**Given request**
Retype the data that follows line by line, exactly, and leave its pictures out.
-- START --
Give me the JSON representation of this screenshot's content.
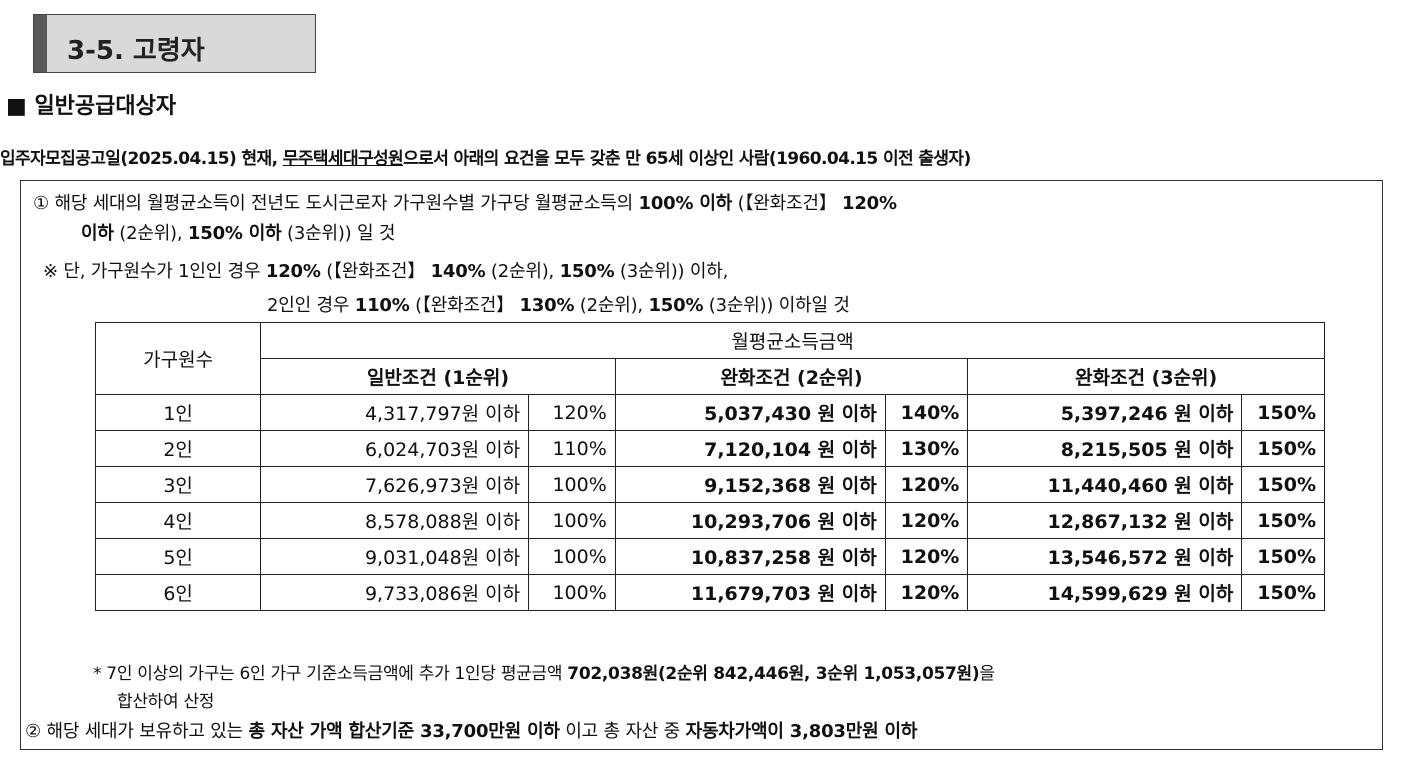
{
  "section": {
    "title": "3-5. 고령자"
  },
  "subheading": "■ 일반공급대상자",
  "intro": {
    "part1": "입주자모집공고일(2025.04.15) 현재, ",
    "underlined": "무주택세대구성원",
    "part2": "으로서 아래의 요건을 모두 갖춘 만 65세 이상인 사람(1960.04.15 이전 출생자)"
  },
  "cond1": {
    "a": "① 해당 세대의 월평균소득이 전년도 도시근로자 가구원수별 가구당 월평균소득의 ",
    "b": "100% 이하",
    "c": " (【완화조건】 ",
    "d": "120%",
    "e": "이하",
    "f": " (2순위), ",
    "g": "150% 이하",
    "h": " (3순위)) 일 것"
  },
  "note1": {
    "a": "※ 단, 가구원수가 1인인 경우 ",
    "b": "120%",
    "c": " (【완화조건】 ",
    "d": "140%",
    "e": " (2순위), ",
    "f": "150%",
    "g": " (3순위)) 이하,"
  },
  "note2": {
    "a": "2인인 경우 ",
    "b": "110%",
    "c": " (【완화조건】 ",
    "d": "130%",
    "e": " (2순위), ",
    "f": "150%",
    "g": " (3순위)) 이하일 것"
  },
  "table": {
    "col_household": "가구원수",
    "col_income": "월평균소득금액",
    "col_general": "일반조건 (1순위)",
    "col_relax2": "완화조건 (2순위)",
    "col_relax3": "완화조건 (3순위)",
    "rows": [
      {
        "size": "1인",
        "g_amt": "4,317,797원 이하",
        "g_pct": "120%",
        "r2_amt": "5,037,430 원 이하",
        "r2_pct": "140%",
        "r3_amt": "5,397,246 원 이하",
        "r3_pct": "150%"
      },
      {
        "size": "2인",
        "g_amt": "6,024,703원 이하",
        "g_pct": "110%",
        "r2_amt": "7,120,104 원 이하",
        "r2_pct": "130%",
        "r3_amt": "8,215,505 원 이하",
        "r3_pct": "150%"
      },
      {
        "size": "3인",
        "g_amt": "7,626,973원 이하",
        "g_pct": "100%",
        "r2_amt": "9,152,368 원 이하",
        "r2_pct": "120%",
        "r3_amt": "11,440,460 원 이하",
        "r3_pct": "150%"
      },
      {
        "size": "4인",
        "g_amt": "8,578,088원 이하",
        "g_pct": "100%",
        "r2_amt": "10,293,706 원 이하",
        "r2_pct": "120%",
        "r3_amt": "12,867,132 원 이하",
        "r3_pct": "150%"
      },
      {
        "size": "5인",
        "g_amt": "9,031,048원 이하",
        "g_pct": "100%",
        "r2_amt": "10,837,258 원 이하",
        "r2_pct": "120%",
        "r3_amt": "13,546,572 원 이하",
        "r3_pct": "150%"
      },
      {
        "size": "6인",
        "g_amt": "9,733,086원 이하",
        "g_pct": "100%",
        "r2_amt": "11,679,703 원 이하",
        "r2_pct": "120%",
        "r3_amt": "14,599,629 원 이하",
        "r3_pct": "150%"
      }
    ]
  },
  "footnote": {
    "a": "* 7인 이상의 가구는 6인 가구 기준소득금액에 추가 1인당 평균금액 ",
    "b": "702,038원(2순위 842,446원, 3순위 1,053,057원)",
    "c": "을",
    "d": "합산하여 산정"
  },
  "cond2": {
    "a": "② 해당 세대가 보유하고 있는 ",
    "b": "총 자산 가액 합산기준 33,700만원 이하",
    "c": " 이고 총 자산 중 ",
    "d": "자동차가액이 3,803만원 이하"
  }
}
-- END --
**The output**
Give me the JSON representation of this screenshot's content.
{
  "section": {
    "title": "3-5. 고령자"
  },
  "subheading": "■ 일반공급대상자",
  "intro": {
    "part1": "입주자모집공고일(2025.04.15) 현재, ",
    "underlined": "무주택세대구성원",
    "part2": "으로서 아래의 요건을 모두 갖춘 만 65세 이상인 사람(1960.04.15 이전 출생자)"
  },
  "cond1": {
    "a": "① 해당 세대의 월평균소득이 전년도 도시근로자 가구원수별 가구당 월평균소득의 ",
    "b": "100% 이하",
    "c": " (【완화조건】 ",
    "d": "120%",
    "e": "이하",
    "f": " (2순위), ",
    "g": "150% 이하",
    "h": " (3순위)) 일 것"
  },
  "note1": {
    "a": "※ 단, 가구원수가 1인인 경우 ",
    "b": "120%",
    "c": " (【완화조건】 ",
    "d": "140%",
    "e": " (2순위), ",
    "f": "150%",
    "g": " (3순위)) 이하,"
  },
  "note2": {
    "a": "2인인 경우 ",
    "b": "110%",
    "c": " (【완화조건】 ",
    "d": "130%",
    "e": " (2순위), ",
    "f": "150%",
    "g": " (3순위)) 이하일 것"
  },
  "table": {
    "col_household": "가구원수",
    "col_income": "월평균소득금액",
    "col_general": "일반조건 (1순위)",
    "col_relax2": "완화조건 (2순위)",
    "col_relax3": "완화조건 (3순위)",
    "rows": [
      {
        "size": "1인",
        "g_amt": "4,317,797원 이하",
        "g_pct": "120%",
        "r2_amt": "5,037,430 원 이하",
        "r2_pct": "140%",
        "r3_amt": "5,397,246 원 이하",
        "r3_pct": "150%"
      },
      {
        "size": "2인",
        "g_amt": "6,024,703원 이하",
        "g_pct": "110%",
        "r2_amt": "7,120,104 원 이하",
        "r2_pct": "130%",
        "r3_amt": "8,215,505 원 이하",
        "r3_pct": "150%"
      },
      {
        "size": "3인",
        "g_amt": "7,626,973원 이하",
        "g_pct": "100%",
        "r2_amt": "9,152,368 원 이하",
        "r2_pct": "120%",
        "r3_amt": "11,440,460 원 이하",
        "r3_pct": "150%"
      },
      {
        "size": "4인",
        "g_amt": "8,578,088원 이하",
        "g_pct": "100%",
        "r2_amt": "10,293,706 원 이하",
        "r2_pct": "120%",
        "r3_amt": "12,867,132 원 이하",
        "r3_pct": "150%"
      },
      {
        "size": "5인",
        "g_amt": "9,031,048원 이하",
        "g_pct": "100%",
        "r2_amt": "10,837,258 원 이하",
        "r2_pct": "120%",
        "r3_amt": "13,546,572 원 이하",
        "r3_pct": "150%"
      },
      {
        "size": "6인",
        "g_amt": "9,733,086원 이하",
        "g_pct": "100%",
        "r2_amt": "11,679,703 원 이하",
        "r2_pct": "120%",
        "r3_amt": "14,599,629 원 이하",
        "r3_pct": "150%"
      }
    ]
  },
  "footnote": {
    "a": "* 7인 이상의 가구는 6인 가구 기준소득금액에 추가 1인당 평균금액 ",
    "b": "702,038원(2순위 842,446원, 3순위 1,053,057원)",
    "c": "을",
    "d": "합산하여 산정"
  },
  "cond2": {
    "a": "② 해당 세대가 보유하고 있는 ",
    "b": "총 자산 가액 합산기준 33,700만원 이하",
    "c": " 이고 총 자산 중 ",
    "d": "자동차가액이 3,803만원 이하"
  }
}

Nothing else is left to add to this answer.